Problem requirements:
Find the word "rund" in the listing; pull out each line holding it.

======== Supplied entries ========

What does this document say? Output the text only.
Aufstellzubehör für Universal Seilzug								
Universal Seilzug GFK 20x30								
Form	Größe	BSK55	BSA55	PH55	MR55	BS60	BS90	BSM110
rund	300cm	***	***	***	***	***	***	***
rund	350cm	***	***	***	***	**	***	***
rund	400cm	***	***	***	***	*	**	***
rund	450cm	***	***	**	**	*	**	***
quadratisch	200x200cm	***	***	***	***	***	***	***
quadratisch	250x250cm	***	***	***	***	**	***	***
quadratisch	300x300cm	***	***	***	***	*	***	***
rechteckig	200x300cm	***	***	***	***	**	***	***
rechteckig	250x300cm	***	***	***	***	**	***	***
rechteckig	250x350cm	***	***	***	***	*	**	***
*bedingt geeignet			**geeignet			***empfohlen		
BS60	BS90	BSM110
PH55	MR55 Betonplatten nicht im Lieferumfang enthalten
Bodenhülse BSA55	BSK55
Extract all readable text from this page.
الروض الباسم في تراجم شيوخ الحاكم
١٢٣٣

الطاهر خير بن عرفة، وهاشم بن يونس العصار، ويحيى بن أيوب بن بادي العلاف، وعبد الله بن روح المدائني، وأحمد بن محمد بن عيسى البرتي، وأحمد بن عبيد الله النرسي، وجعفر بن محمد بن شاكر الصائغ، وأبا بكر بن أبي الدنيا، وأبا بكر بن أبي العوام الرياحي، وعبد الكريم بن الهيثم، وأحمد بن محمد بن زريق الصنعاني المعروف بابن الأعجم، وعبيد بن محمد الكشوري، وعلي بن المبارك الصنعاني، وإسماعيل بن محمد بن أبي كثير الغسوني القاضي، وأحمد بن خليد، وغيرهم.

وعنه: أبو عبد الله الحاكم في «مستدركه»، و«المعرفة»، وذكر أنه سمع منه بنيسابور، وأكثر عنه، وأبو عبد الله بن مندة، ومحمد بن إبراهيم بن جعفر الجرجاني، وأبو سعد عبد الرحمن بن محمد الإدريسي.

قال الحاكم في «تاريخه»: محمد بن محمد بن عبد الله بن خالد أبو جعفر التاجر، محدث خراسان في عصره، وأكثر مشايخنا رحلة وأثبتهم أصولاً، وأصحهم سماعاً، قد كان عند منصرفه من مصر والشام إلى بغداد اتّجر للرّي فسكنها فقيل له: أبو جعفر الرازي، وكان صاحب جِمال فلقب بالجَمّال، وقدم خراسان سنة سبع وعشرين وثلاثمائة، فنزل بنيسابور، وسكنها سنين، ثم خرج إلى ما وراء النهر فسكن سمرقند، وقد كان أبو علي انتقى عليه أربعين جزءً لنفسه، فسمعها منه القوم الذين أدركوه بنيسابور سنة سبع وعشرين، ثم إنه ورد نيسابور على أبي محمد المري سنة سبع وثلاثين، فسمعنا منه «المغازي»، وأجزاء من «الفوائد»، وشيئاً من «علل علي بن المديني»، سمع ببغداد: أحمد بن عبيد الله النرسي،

========

Finished exercise:
rund	300cm	***	***	***	***	***	***	***
rund	350cm	***	***	***	***	**	***	***
rund	400cm	***	***	***	***	*	**	***
rund	450cm	***	***	**	**	*	**	***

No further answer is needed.